------ Records to process ------

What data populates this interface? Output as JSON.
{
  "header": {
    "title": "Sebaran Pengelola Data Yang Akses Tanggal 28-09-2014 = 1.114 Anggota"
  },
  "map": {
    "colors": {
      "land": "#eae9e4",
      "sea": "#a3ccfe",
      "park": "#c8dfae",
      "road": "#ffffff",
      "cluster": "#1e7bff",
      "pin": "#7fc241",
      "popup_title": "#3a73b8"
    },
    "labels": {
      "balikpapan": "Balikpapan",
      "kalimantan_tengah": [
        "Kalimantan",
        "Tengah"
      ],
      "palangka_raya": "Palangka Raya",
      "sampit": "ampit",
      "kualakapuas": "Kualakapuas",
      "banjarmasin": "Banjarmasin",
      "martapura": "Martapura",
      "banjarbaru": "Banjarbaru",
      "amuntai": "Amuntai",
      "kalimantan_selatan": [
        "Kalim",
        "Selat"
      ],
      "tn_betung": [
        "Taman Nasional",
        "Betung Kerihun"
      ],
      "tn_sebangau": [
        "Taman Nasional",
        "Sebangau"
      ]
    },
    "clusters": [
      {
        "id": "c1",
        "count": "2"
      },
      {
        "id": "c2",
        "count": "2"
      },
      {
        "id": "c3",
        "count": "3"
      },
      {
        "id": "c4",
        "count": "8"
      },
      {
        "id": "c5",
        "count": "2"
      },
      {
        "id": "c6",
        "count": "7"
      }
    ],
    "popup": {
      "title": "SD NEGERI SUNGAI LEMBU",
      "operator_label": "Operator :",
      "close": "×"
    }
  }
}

------
------ Records to process ------

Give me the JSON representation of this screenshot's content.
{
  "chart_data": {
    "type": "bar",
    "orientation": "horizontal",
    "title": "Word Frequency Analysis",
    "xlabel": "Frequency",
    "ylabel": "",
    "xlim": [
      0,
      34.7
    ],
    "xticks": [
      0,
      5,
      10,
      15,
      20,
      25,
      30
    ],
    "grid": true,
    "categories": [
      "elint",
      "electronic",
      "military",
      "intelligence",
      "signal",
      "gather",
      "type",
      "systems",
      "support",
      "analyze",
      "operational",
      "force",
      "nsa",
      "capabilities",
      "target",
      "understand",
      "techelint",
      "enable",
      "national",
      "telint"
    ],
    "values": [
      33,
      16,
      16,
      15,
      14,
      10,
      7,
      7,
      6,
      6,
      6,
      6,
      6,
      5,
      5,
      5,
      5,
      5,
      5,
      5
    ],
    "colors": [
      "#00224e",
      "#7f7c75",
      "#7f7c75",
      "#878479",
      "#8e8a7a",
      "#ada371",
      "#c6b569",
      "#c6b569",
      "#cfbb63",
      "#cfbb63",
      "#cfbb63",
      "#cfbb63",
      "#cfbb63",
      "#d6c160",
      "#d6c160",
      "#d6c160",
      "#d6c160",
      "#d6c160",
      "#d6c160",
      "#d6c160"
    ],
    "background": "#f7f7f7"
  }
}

------

From the entries, report each line that includes the word "this".

What data populates this interface? Output as JSON.
Give me the JSON representation of this screenshot's content.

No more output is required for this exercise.